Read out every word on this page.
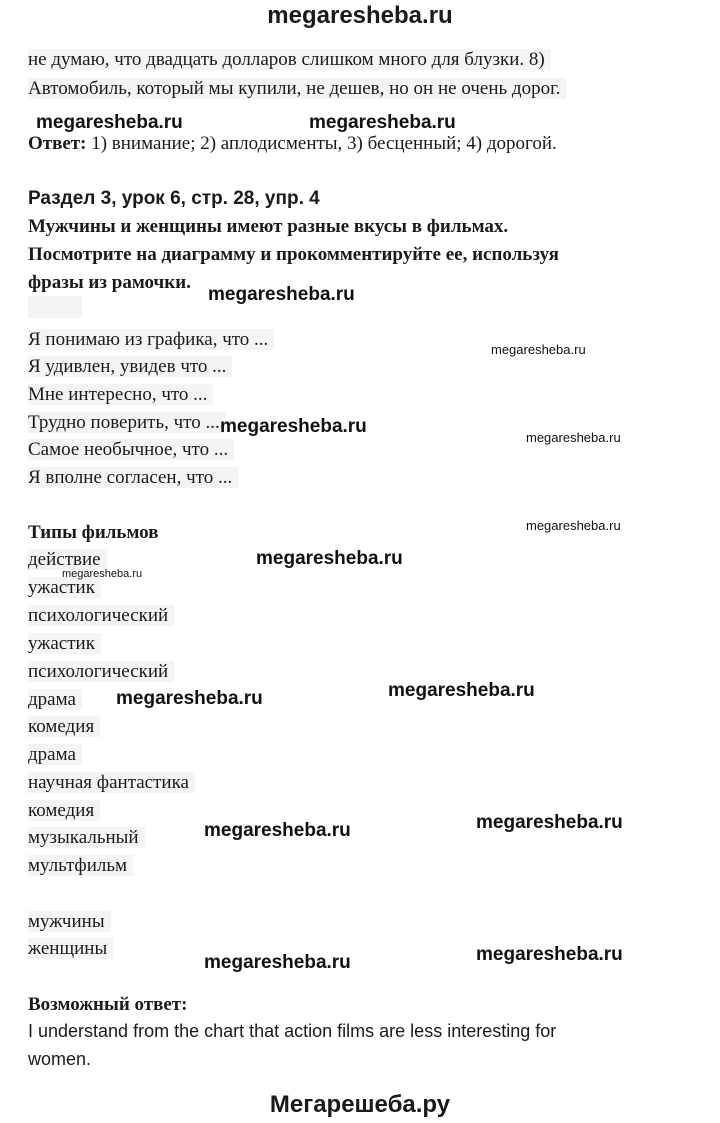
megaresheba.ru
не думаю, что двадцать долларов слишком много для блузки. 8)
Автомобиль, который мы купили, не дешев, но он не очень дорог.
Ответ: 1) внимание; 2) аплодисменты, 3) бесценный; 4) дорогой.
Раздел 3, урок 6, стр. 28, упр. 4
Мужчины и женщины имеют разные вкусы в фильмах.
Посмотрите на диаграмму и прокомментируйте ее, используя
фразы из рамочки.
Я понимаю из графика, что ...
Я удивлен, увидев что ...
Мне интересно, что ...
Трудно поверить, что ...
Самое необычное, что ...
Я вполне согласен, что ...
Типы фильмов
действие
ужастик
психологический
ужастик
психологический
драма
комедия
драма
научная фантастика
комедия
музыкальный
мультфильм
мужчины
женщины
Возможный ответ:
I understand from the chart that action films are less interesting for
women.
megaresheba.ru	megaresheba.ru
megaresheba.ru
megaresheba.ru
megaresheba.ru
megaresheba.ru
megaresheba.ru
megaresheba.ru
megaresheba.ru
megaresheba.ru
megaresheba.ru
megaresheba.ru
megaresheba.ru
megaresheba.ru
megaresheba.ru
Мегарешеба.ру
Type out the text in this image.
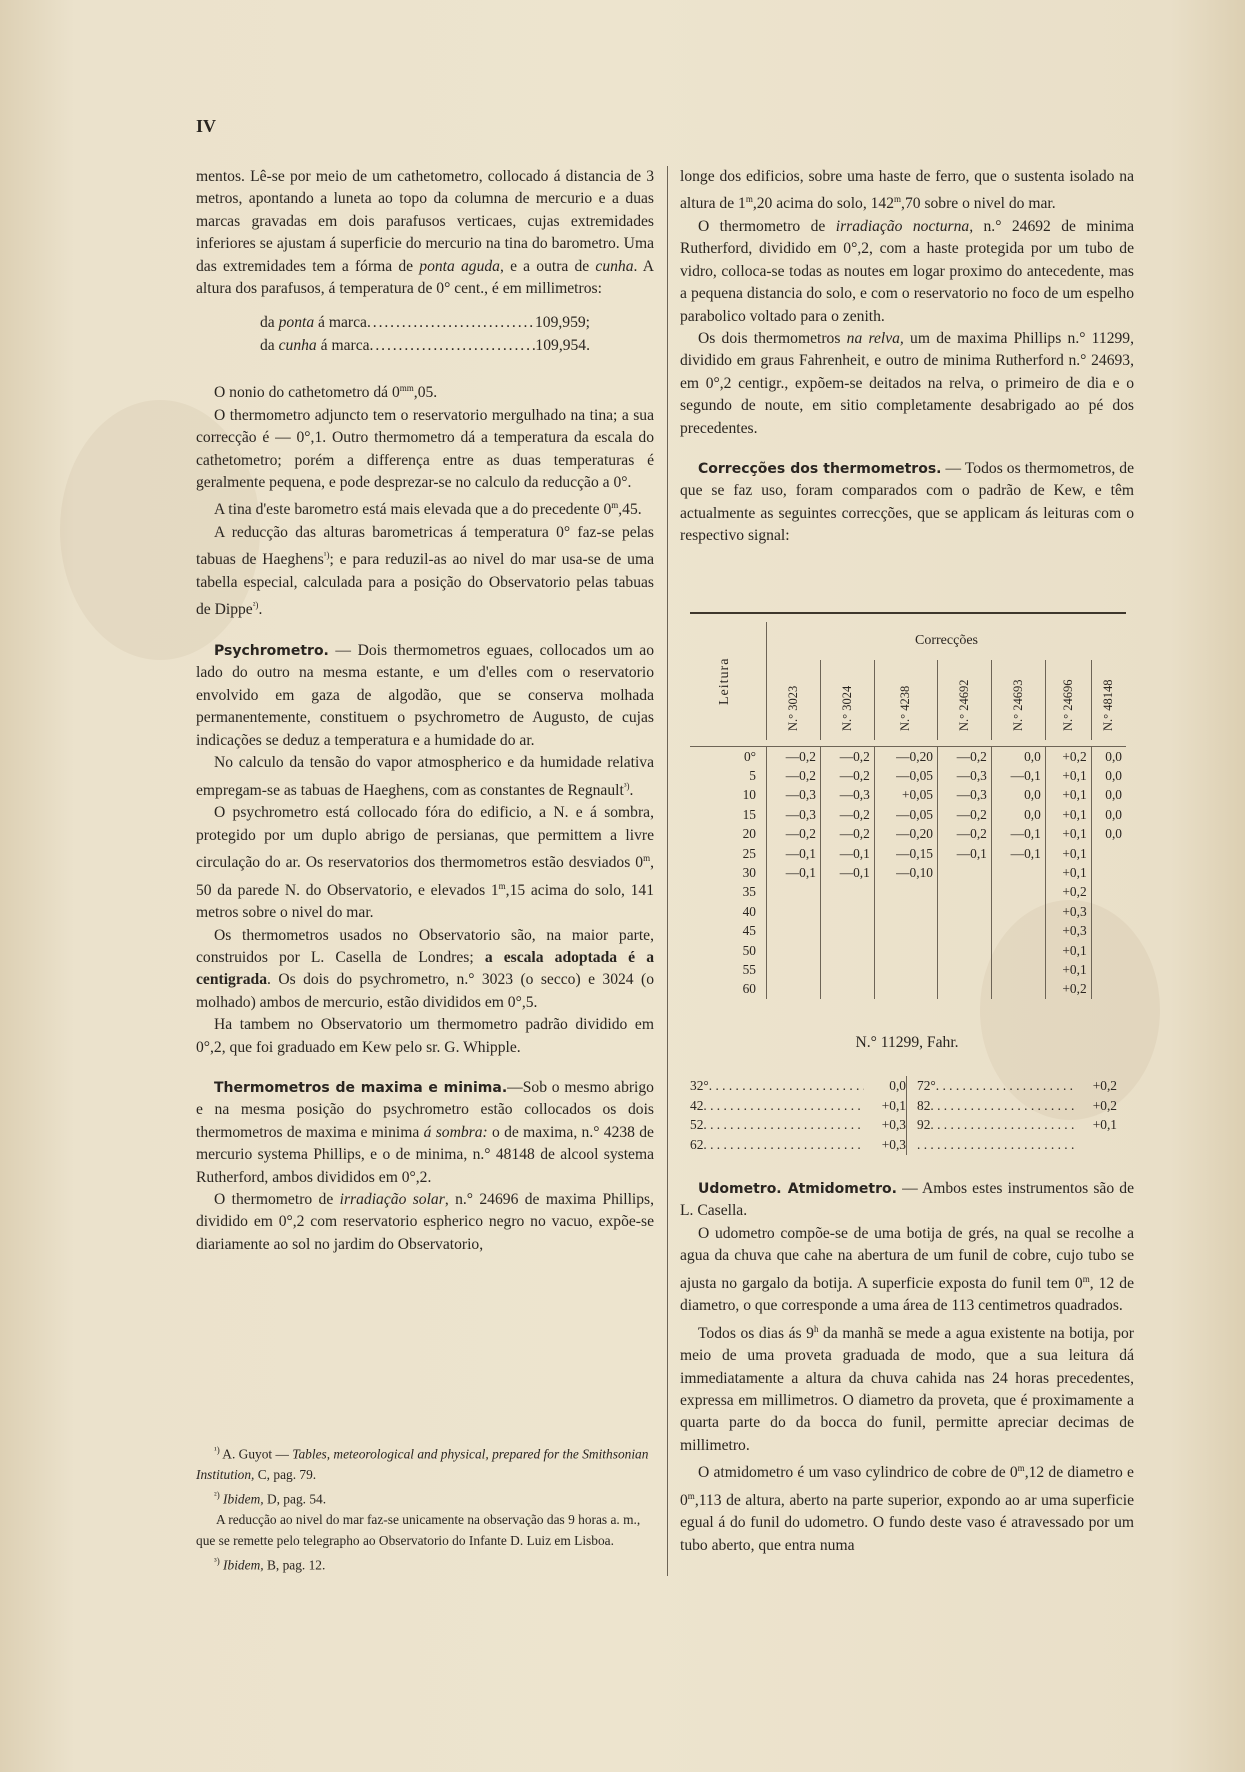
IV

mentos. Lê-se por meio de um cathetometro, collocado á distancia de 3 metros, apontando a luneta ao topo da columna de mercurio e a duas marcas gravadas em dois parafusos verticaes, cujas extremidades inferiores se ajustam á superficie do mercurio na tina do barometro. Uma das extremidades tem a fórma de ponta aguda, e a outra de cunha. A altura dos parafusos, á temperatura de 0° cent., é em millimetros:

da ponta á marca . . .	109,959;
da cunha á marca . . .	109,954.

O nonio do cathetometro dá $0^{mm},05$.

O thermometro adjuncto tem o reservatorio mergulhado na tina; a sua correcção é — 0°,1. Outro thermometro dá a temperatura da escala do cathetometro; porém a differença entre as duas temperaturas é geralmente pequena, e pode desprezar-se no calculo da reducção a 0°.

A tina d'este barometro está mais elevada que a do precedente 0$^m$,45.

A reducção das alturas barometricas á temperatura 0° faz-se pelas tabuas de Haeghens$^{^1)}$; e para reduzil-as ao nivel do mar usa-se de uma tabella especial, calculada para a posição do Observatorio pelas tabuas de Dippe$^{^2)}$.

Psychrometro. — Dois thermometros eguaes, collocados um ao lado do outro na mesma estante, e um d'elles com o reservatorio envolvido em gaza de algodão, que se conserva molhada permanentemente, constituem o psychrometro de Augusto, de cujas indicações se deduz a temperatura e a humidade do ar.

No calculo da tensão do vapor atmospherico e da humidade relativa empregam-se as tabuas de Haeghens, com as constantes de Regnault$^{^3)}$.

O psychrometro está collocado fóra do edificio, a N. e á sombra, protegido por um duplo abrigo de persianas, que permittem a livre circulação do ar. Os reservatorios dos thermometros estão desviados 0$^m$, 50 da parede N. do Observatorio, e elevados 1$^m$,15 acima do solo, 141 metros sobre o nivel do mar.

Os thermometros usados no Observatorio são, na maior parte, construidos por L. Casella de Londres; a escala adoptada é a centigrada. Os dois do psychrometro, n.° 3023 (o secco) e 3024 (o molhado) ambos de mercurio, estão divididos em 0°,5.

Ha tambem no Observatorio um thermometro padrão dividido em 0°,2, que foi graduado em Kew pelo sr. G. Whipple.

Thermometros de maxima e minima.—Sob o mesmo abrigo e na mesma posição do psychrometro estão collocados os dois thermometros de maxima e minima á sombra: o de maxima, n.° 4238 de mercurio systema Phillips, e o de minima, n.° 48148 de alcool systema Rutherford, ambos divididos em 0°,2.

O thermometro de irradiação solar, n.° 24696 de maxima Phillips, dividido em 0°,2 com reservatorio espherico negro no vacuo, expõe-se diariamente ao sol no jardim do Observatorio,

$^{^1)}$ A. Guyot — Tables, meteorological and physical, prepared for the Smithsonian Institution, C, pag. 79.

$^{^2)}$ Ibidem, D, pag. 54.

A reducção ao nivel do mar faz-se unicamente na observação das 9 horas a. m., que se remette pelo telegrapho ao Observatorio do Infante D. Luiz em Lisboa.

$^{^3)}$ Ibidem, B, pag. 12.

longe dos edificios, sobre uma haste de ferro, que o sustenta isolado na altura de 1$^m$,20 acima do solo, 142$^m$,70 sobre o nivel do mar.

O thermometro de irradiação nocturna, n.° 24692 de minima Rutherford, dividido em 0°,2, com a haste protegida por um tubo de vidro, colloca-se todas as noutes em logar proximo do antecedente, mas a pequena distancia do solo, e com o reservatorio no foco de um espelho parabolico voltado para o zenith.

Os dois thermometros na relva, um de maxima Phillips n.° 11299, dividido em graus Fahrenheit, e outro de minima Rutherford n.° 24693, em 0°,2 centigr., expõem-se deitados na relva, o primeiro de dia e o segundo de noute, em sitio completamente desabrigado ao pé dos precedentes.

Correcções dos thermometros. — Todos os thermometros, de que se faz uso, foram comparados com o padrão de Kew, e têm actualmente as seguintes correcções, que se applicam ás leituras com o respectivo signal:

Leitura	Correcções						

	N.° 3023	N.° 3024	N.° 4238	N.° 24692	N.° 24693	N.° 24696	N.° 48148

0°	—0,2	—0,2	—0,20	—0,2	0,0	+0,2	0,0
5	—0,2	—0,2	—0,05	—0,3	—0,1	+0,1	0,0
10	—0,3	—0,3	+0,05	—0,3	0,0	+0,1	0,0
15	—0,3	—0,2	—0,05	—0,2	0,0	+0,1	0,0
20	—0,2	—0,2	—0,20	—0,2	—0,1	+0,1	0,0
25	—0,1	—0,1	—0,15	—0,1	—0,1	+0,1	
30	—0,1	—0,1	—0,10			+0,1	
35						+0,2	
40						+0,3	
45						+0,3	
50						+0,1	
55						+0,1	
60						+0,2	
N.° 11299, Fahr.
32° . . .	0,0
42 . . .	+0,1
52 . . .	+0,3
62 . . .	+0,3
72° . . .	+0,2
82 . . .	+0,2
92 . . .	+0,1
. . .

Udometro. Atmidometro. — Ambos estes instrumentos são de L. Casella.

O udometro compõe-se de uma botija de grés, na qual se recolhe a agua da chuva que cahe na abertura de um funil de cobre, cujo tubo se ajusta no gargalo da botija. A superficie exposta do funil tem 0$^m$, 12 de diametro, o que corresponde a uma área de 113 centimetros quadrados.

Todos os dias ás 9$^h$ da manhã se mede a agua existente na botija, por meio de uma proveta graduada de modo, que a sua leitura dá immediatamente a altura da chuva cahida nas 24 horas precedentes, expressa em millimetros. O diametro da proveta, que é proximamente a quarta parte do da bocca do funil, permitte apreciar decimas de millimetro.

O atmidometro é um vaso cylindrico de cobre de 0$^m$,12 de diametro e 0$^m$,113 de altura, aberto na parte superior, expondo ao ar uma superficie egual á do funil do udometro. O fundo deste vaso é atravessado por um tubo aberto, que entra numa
━━━━━━━━━━━━━━━━━━━━
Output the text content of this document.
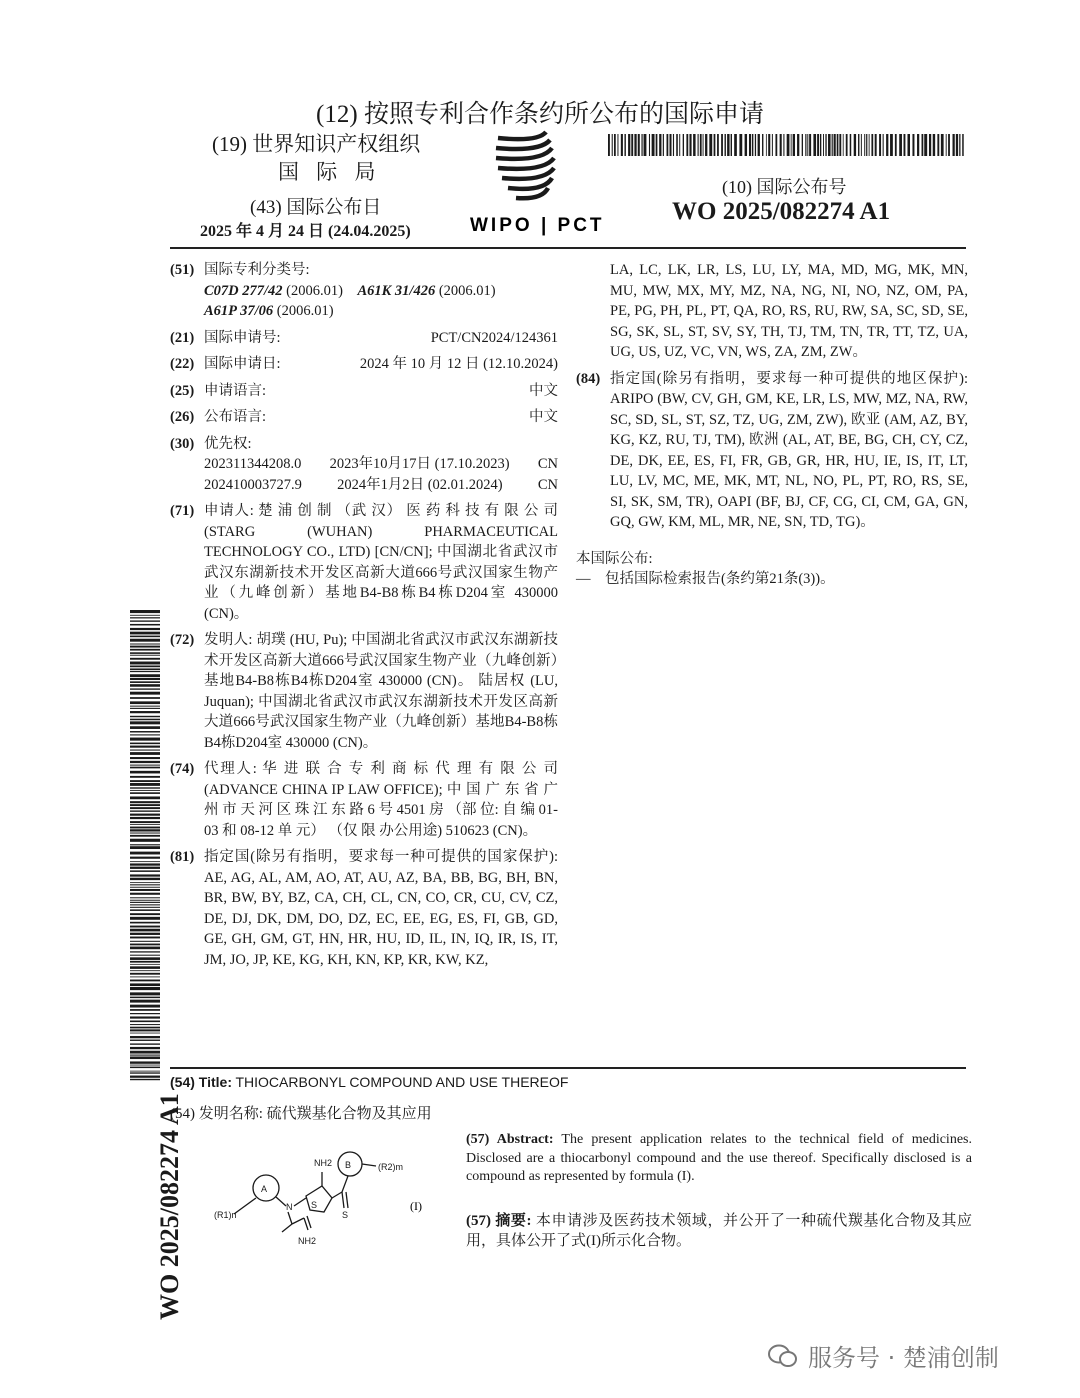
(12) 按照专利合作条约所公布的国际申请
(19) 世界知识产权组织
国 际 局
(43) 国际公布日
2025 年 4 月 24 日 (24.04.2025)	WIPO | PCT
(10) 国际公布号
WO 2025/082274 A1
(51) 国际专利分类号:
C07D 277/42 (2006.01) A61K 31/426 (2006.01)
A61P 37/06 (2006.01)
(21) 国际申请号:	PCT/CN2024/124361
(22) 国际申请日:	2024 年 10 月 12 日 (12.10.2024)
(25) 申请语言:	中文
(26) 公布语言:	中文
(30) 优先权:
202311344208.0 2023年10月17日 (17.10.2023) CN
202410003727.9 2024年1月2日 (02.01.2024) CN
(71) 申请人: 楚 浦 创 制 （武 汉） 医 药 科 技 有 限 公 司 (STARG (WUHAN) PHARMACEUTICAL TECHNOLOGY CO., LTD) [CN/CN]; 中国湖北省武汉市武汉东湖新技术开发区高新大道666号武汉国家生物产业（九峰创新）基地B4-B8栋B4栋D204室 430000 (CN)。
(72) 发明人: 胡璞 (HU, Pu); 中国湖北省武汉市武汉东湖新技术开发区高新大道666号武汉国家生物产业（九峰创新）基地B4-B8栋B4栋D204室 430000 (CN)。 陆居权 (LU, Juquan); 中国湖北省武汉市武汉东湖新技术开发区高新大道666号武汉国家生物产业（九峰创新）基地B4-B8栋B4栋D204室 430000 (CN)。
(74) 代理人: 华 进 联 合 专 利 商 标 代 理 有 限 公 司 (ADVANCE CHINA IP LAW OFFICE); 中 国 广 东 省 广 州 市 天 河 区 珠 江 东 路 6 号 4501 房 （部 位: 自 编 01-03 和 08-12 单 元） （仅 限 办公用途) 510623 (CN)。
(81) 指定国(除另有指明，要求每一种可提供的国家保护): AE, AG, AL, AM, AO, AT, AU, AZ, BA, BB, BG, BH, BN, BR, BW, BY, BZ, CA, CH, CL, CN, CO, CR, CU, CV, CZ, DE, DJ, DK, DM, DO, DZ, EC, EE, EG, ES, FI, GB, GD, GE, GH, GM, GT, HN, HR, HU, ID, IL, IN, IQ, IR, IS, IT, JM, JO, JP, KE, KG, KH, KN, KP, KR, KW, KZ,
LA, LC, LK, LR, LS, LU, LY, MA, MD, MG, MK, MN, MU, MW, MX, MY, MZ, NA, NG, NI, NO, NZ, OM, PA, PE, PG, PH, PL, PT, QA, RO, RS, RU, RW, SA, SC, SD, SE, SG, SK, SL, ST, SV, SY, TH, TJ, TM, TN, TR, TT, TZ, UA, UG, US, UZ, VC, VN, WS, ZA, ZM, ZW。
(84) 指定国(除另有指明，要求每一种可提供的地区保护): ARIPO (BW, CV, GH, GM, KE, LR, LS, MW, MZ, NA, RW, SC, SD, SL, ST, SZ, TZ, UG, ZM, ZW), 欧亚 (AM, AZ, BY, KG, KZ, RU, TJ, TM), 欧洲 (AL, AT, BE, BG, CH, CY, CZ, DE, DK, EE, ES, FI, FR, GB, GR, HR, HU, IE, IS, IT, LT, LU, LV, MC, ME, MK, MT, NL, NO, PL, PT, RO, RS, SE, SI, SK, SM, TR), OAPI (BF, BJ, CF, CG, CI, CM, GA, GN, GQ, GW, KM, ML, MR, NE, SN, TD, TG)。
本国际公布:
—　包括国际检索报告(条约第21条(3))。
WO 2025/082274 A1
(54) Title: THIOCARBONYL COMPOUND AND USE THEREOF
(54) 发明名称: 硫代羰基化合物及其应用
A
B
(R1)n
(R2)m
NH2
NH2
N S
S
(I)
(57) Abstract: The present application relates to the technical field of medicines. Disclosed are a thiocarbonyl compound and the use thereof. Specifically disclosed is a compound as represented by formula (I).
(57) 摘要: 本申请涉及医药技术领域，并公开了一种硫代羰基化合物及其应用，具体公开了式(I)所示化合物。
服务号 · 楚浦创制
━━━━━━━━━━━━━━━━━━━━
Look for lines containing the string "está" and copy them all.

**Written response**:
A tina d'este barometro está mais elevada que a do precedente 0$^m$,45.
O psychrometro está collocado fóra do edificio, a N. e á sombra, protegido por um duplo abrigo de persianas, que permittem a livre circulação do ar. Os reservatorios dos thermometros estão desviados 0$^m$, 50 da parede N. do Observatorio, e elevados 1$^m$,15 acima do solo, 141 metros sobre o nivel do mar.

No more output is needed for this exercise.